Dataset rows
━━━━━━
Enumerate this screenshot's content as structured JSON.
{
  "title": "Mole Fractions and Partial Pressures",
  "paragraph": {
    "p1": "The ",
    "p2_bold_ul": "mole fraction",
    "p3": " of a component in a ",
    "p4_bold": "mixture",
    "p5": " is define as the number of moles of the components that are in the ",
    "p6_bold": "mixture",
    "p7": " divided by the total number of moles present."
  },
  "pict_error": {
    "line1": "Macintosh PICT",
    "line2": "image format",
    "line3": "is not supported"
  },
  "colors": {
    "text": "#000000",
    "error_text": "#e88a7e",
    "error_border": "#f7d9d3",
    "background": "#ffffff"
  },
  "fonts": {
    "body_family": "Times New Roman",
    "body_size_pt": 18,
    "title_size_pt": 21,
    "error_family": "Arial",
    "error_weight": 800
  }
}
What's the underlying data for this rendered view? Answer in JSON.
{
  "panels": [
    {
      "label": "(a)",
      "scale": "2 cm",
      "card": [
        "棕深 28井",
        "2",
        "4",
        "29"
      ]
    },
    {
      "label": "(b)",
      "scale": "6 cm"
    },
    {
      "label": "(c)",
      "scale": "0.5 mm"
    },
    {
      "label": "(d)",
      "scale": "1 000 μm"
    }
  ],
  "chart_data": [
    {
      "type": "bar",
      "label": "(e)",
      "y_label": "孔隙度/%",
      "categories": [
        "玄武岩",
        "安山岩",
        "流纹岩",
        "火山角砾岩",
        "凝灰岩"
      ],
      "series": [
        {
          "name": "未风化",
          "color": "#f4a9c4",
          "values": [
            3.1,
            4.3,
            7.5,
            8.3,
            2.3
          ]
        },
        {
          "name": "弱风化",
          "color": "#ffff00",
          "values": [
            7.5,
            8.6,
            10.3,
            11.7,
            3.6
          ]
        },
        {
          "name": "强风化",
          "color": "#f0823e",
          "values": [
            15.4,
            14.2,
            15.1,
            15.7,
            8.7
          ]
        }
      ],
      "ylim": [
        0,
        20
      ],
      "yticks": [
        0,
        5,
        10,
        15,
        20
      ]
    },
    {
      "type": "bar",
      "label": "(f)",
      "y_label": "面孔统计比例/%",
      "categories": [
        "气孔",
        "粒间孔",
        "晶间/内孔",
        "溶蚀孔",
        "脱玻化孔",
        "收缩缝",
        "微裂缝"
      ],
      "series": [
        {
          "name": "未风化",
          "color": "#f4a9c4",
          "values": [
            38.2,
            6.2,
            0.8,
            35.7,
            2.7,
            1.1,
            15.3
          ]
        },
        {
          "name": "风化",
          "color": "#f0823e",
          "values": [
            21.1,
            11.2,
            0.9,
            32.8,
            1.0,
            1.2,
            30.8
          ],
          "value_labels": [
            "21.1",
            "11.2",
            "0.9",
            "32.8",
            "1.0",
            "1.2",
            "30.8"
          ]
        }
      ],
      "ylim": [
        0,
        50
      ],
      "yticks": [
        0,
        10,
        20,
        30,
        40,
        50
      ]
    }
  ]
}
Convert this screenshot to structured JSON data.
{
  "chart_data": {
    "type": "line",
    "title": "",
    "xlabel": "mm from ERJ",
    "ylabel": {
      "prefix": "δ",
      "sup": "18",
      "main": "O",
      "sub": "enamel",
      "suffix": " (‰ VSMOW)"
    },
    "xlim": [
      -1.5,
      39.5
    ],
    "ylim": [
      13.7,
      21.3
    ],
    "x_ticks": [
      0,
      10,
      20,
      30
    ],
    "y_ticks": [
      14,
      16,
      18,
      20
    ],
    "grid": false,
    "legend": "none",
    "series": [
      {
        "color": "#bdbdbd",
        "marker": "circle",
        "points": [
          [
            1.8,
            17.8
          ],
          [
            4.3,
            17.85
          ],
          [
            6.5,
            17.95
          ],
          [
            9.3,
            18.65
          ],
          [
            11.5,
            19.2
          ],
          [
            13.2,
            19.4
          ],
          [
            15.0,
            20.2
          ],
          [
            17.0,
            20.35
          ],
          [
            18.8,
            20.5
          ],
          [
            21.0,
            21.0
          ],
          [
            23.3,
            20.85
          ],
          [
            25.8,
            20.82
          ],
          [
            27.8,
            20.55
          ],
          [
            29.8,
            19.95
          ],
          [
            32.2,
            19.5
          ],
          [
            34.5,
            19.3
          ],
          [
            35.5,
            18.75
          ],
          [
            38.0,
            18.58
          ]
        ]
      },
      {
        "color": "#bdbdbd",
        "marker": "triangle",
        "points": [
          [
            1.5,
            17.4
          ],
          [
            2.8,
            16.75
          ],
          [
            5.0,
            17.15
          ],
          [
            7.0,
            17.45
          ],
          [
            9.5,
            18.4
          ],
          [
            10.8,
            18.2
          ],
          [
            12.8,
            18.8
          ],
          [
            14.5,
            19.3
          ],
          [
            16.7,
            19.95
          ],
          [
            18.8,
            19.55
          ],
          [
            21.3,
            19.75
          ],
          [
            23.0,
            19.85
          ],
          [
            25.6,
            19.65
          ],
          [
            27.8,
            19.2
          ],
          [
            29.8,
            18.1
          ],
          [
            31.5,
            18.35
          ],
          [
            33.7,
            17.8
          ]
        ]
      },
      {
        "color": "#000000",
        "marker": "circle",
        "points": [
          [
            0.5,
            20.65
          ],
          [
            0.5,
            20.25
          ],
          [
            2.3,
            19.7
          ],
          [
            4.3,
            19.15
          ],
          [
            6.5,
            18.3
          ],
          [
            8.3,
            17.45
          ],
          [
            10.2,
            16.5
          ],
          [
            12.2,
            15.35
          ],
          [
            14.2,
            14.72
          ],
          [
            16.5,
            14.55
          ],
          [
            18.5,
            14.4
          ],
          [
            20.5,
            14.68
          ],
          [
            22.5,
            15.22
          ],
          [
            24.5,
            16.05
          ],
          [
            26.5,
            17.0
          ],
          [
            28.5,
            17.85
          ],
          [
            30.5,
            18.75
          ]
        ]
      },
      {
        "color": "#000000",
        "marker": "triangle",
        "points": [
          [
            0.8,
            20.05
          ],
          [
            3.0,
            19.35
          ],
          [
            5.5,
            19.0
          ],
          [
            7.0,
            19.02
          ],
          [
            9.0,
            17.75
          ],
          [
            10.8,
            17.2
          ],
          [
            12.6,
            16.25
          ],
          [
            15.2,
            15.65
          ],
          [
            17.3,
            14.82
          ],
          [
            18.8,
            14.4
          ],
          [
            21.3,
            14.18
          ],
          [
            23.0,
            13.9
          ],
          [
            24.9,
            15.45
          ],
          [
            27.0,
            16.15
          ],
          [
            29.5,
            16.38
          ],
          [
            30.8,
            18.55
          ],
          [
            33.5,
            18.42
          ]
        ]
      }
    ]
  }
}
━━━━━━
Select all lines with the word "moles" from the entries above.

RESULT BELOW.
    "p5": " is define as the number of moles of the components that are in the ",
    "p7": " divided by the total number of moles present."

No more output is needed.